- _Text block_
::::::

Piscatella’s advice on reducing stress applies year-round, but is particularly apropos for the holiday season, he said.
First, he explained it’s important to understand that you can’t eliminate stress. “I wish I could teach you how to get up with less stress in your life tomorrow morning. But there is no such thing as stress reduction.”
He stressed that what you can do is manage the stress in your life more effectively and efficiently. “Stress management should be your goal.”
Piscatella offered these ways to manage stress:
Get physically active. “You don’t have to run a marathon or lift tons of weight,” he said. But if you go outside and take a brisk walk or do some yoga, it will help keep stress from building up. Choose an exercise you like and do it regularly. To keep your exercise routine regular, schedule it as part of your day as you would a doctor’s appointment or lunch date. Also, find a partner. “If you make a commitment to someone else to go for a walk before work, you’ll get up at 6 a.m. to meet up even if it’s cold or raining outside.”
Turn off the TV news. “I’m not suggesting you don’t pay attention to what’s going on, but it’s best not to watch the 11 p.m. evening news and expect to be able to fall asleep after seeing all that violence,” Piscatella said. “You need to wind down, not up, before going to bed. Getting a good night’s sleep also will help reduce your stress levels and make it easier for you to face the day,” he said.
Take time out every day. Take a bath, read a book, listen to music, watch your favorite comedy. “The main thing is to be able to clear your mind,” Piscatella said. “If you don’t stop from the constant stream of deadlines and problems to be solved, you will make yourself even more stressed.” You need to take time to decompress from the events of the day.
Learn to set boundaries. Sometimes you have to say no, according to Piscatella. If you don’t say no, your boss, coworkers, family members or friends will pile more and more things on your plate. When you see that you can’t accomplish it all, you’ll feel overwhelmed. It’s better to limit what you take on than to try and do too much.
Accept help. You may want to do all the cooking for Thanksgiving or Christmas dinner. But you can let your guests bring sides or desserts. Let others help with the shopping and cleaning, too.
Have a good laugh. Watch a Marx Brothers film on TV. Find something funny and have a deep belly laugh whenever you can. Research shows that laughter has amazing health benefits. Laughter is known to reduce levels of stress hormones. Enjoy your family and friends and have a good time for the holidays.

::::::

- _Excerpted data_
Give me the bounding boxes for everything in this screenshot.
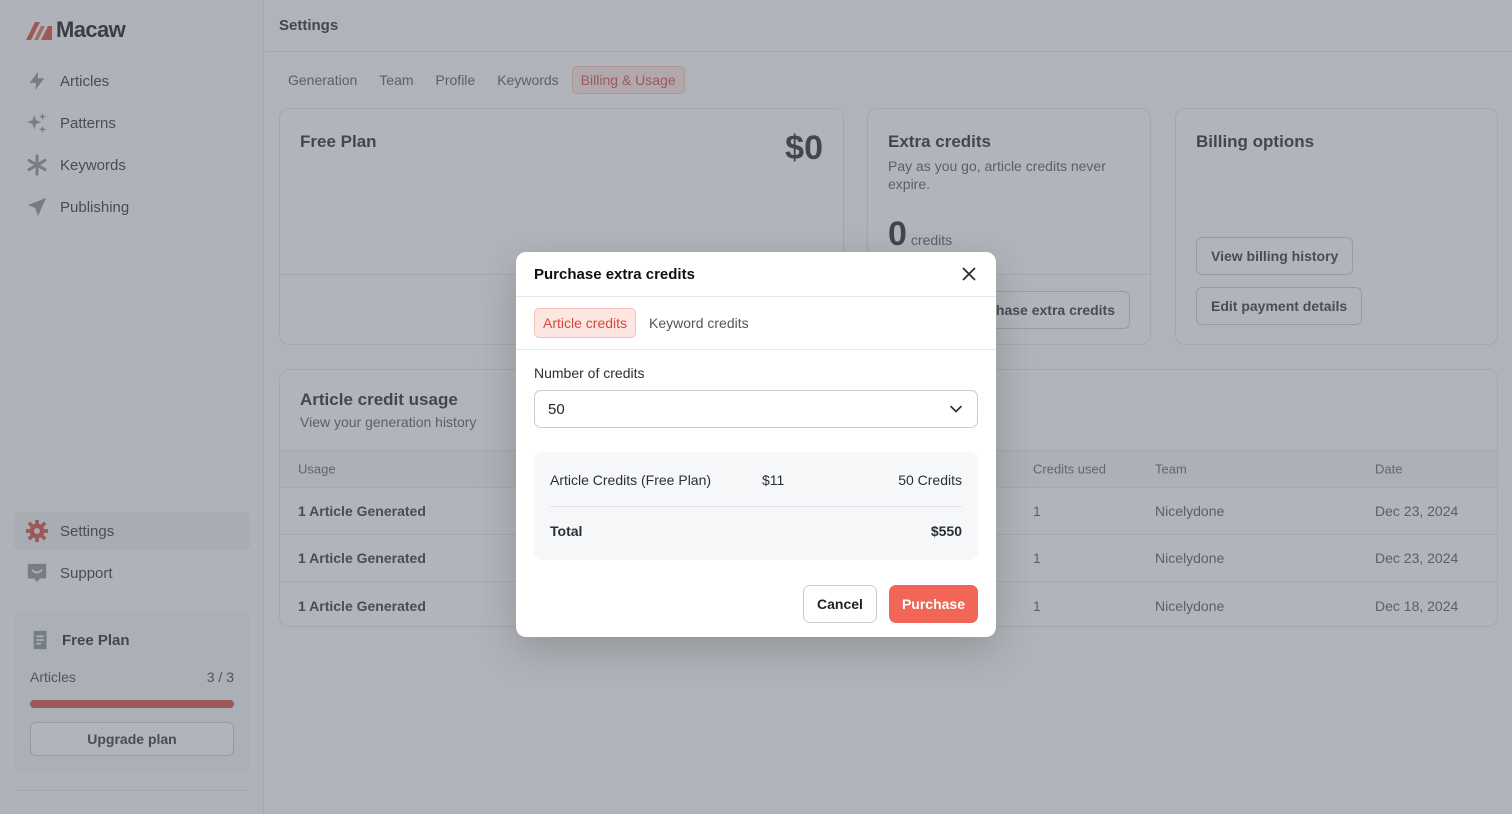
chevron-down-icon	[950, 405, 962, 413]
line-item-quantity: 50 Credits	[898, 472, 962, 488]
summary-line-item: Article Credits (Free Plan) $11 50 Credi…	[550, 470, 962, 490]
order-summary: Article Credits (Free Plan) $11 50 Credi…	[534, 452, 978, 560]
modal-title: Purchase extra credits	[534, 266, 695, 283]
line-item-label: Article Credits (Free Plan)	[550, 472, 712, 488]
close-icon[interactable]	[960, 265, 978, 283]
tab-keyword-credits[interactable]: Keyword credits	[640, 308, 758, 338]
purchase-button[interactable]: Purchase	[889, 585, 978, 623]
cancel-button[interactable]: Cancel	[803, 585, 877, 623]
credits-select[interactable]: 50	[534, 390, 978, 428]
modal-divider	[516, 349, 996, 350]
summary-divider	[550, 506, 962, 507]
purchase-credits-modal: Purchase extra credits Article credits K…	[516, 252, 996, 637]
total-value: $550	[930, 523, 962, 539]
modal-header: Purchase extra credits	[516, 252, 996, 297]
tab-article-credits[interactable]: Article credits	[534, 308, 637, 338]
line-item-price: $11	[762, 472, 785, 488]
credits-select-value: 50	[548, 400, 565, 418]
summary-total: Total $550	[550, 521, 962, 541]
credits-field-label: Number of credits	[534, 365, 645, 381]
modal-tabs: Article credits Keyword credits	[534, 308, 758, 338]
total-label: Total	[550, 523, 583, 539]
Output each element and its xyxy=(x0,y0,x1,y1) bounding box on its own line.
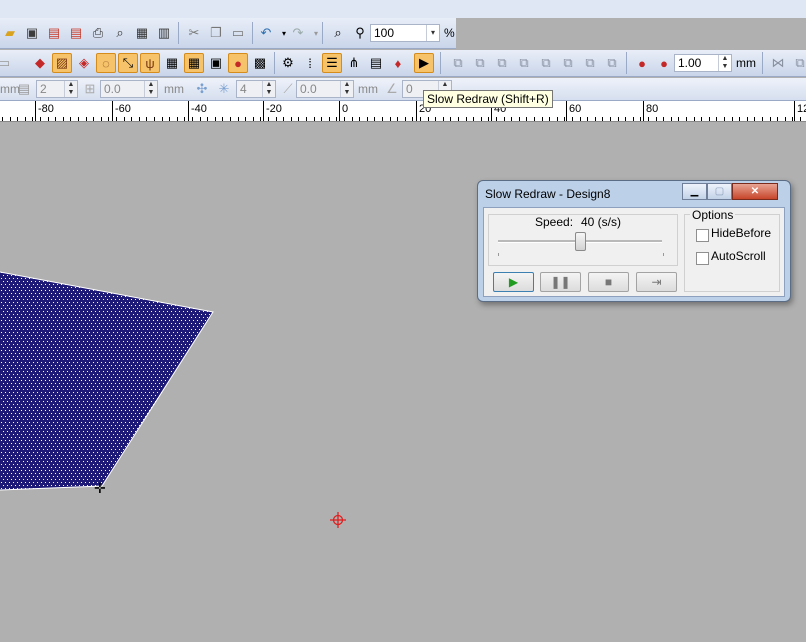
slider-ticks xyxy=(498,253,664,256)
speed-label: Speed: xyxy=(535,215,574,229)
design-canvas xyxy=(0,271,214,491)
origin-marker-icon xyxy=(330,512,346,528)
stop-button[interactable]: ■ xyxy=(588,272,629,292)
dialog-body: Speed: 40 (s/s) Options HideBefore AutoS… xyxy=(483,207,785,297)
maximize-button[interactable]: ▢ xyxy=(707,183,732,200)
play-icon: ▶ xyxy=(508,275,519,289)
stop-icon: ■ xyxy=(604,275,613,289)
step-forward-icon: ⇥ xyxy=(651,275,662,289)
pause-button[interactable]: ❚❚ xyxy=(540,272,581,292)
dialog-title: Slow Redraw - Design8 xyxy=(485,187,611,201)
stitch-object[interactable] xyxy=(0,272,213,490)
speed-slider-thumb[interactable] xyxy=(575,232,586,251)
speed-value: 40 (s/s) xyxy=(581,215,622,229)
play-button[interactable]: ▶ xyxy=(493,272,534,292)
redraw-tooltip: Slow Redraw (Shift+R) xyxy=(423,90,553,108)
pause-icon: ❚❚ xyxy=(550,275,571,289)
auto-scroll-checkbox[interactable] xyxy=(696,252,709,265)
close-button[interactable]: ✕ xyxy=(732,183,778,200)
hide-before-label: HideBefore xyxy=(711,226,772,240)
crosshair-cursor-icon: ✛ xyxy=(94,480,106,496)
hide-before-checkbox[interactable] xyxy=(696,229,709,242)
auto-scroll-label: AutoScroll xyxy=(711,249,766,263)
step-button[interactable]: ⇥ xyxy=(636,272,677,292)
options-title: Options xyxy=(690,208,736,222)
slow-redraw-dialog: Slow Redraw - Design8 ▁ ▢ ✕ Speed: 40 (s… xyxy=(477,180,791,302)
minimize-button[interactable]: ▁ xyxy=(682,183,707,200)
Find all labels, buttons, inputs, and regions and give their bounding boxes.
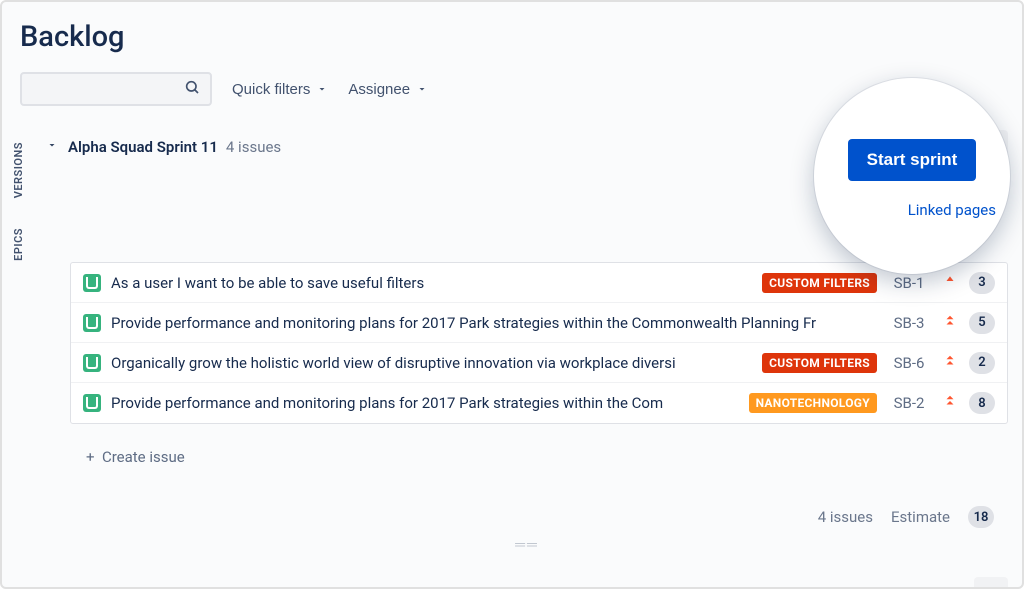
issue-row[interactable]: Provide performance and monitoring plans… [71, 303, 1007, 343]
issue-row[interactable]: Provide performance and monitoring plans… [71, 383, 1007, 423]
estimate-badge: 2 [969, 352, 995, 374]
side-tabs: VERSIONS EPICS [12, 142, 25, 261]
epic-badge[interactable]: NANOTECHNOLOGY [749, 393, 877, 413]
sprint-header[interactable]: Alpha Squad Sprint 10 1 issue [46, 571, 1008, 589]
assignee-dropdown[interactable]: Assignee [348, 81, 428, 98]
epic-badge[interactable]: CUSTOM FILTERS [762, 273, 877, 293]
estimate-badge: 8 [969, 392, 995, 414]
assignee-label: Assignee [348, 81, 410, 98]
priority-highest-icon [941, 354, 959, 372]
chevron-down-icon [46, 139, 60, 155]
story-icon [83, 314, 101, 332]
issue-key[interactable]: SB-6 [887, 354, 931, 372]
epics-tab[interactable]: EPICS [12, 228, 25, 261]
create-issue-label: Create issue [102, 448, 185, 466]
chevron-down-icon [416, 83, 428, 95]
epic-badge[interactable]: CUSTOM FILTERS [762, 353, 877, 373]
story-icon [83, 274, 101, 292]
create-issue-button[interactable]: + Create issue [70, 438, 1008, 476]
more-icon [981, 584, 1001, 589]
sprint-name: Alpha Squad Sprint 10 [68, 585, 218, 589]
issue-key[interactable]: SB-3 [887, 314, 931, 332]
issue-title: Provide performance and monitoring plans… [111, 394, 739, 412]
priority-highest-icon [941, 394, 959, 412]
chevron-down-icon [316, 83, 328, 95]
sprint-issue-count: 4 issues [226, 138, 281, 156]
quick-filters-label: Quick filters [232, 81, 310, 98]
zoom-highlight: Start sprint Linked pages [814, 78, 1010, 274]
story-icon [83, 394, 101, 412]
sprint-name: Alpha Squad Sprint 11 [68, 138, 218, 156]
search-icon [184, 79, 200, 99]
priority-highest-icon [941, 314, 959, 332]
sprint-more-button[interactable] [974, 577, 1008, 589]
versions-tab[interactable]: VERSIONS [12, 142, 25, 198]
story-icon [83, 354, 101, 372]
footer-issue-count: 4 issues [818, 508, 873, 526]
page-title: Backlog [2, 2, 1022, 62]
issue-key[interactable]: SB-2 [887, 394, 931, 412]
issue-row[interactable]: Organically grow the holistic world view… [71, 343, 1007, 383]
sprint-issue-count: 1 issue [226, 585, 274, 589]
quick-filters-dropdown[interactable]: Quick filters [232, 81, 328, 98]
drag-handle-icon[interactable]: ══ [46, 534, 1008, 555]
search-input[interactable] [20, 72, 212, 106]
estimate-badge: 5 [969, 312, 995, 334]
priority-medium-icon [941, 274, 959, 292]
issues-list: As a user I want to be able to save usef… [70, 262, 1008, 424]
sprint-footer: 4 issues Estimate 18 [46, 476, 1008, 534]
footer-estimate-total: 18 [968, 506, 994, 528]
issue-title: Provide performance and monitoring plans… [111, 314, 877, 332]
issue-title: As a user I want to be able to save usef… [111, 274, 752, 292]
issue-title: Organically grow the holistic world view… [111, 354, 752, 372]
issue-row[interactable]: As a user I want to be able to save usef… [71, 263, 1007, 303]
start-sprint-button[interactable]: Start sprint [848, 139, 977, 181]
issue-key[interactable]: SB-1 [887, 274, 931, 292]
estimate-badge: 3 [969, 272, 995, 294]
linked-pages-link[interactable]: Linked pages [908, 201, 996, 219]
footer-estimate-label: Estimate [891, 508, 950, 526]
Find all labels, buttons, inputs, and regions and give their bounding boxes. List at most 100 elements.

::::::

- _Directions for this task_
Reproduce the passage of stress-management advice from "Learn to set" to "do too much.", substituting "limits" for "boundaries".

- _Solution to the problem_
Learn to set limits. Sometimes you have to say no, according to Piscatella. If you don’t say no, your boss, coworkers, family members or friends will pile more and more things on your plate. When you see that you can’t accomplish it all, you’ll feel overwhelmed. It’s better to limit what you take on than to try and do too much.